- [Instructions to follow] Pull out every line below that holds the word "documents".

- [Stored rows]

%%

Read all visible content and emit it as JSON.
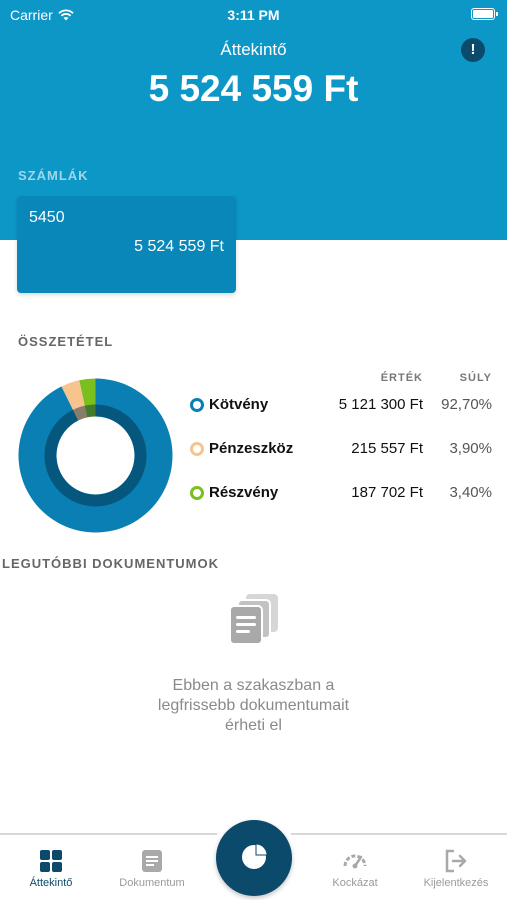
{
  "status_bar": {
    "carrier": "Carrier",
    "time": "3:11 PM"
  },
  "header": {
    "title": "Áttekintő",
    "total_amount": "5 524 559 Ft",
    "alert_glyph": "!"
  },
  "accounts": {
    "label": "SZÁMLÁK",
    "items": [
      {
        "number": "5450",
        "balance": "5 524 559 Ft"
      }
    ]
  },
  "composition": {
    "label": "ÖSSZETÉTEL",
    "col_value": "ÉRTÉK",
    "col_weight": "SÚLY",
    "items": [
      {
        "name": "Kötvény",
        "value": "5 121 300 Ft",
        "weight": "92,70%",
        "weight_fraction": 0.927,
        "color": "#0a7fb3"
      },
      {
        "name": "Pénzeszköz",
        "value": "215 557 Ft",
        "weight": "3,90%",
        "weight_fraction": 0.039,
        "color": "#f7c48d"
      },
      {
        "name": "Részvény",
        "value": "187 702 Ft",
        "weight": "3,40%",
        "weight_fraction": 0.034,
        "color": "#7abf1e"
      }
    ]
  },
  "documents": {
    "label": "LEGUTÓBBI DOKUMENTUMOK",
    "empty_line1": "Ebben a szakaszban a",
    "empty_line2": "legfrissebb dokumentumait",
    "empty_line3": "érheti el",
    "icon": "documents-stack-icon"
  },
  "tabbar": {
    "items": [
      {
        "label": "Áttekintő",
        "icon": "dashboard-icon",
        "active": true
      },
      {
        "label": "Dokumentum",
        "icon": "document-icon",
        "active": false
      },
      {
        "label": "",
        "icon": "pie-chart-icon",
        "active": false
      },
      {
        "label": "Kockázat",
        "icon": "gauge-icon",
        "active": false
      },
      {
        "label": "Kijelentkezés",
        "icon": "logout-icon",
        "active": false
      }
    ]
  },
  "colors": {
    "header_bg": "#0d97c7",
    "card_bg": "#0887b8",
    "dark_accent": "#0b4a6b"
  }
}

%%

- [Reply]
  "documents": {
    "icon": "documents-stack-icon"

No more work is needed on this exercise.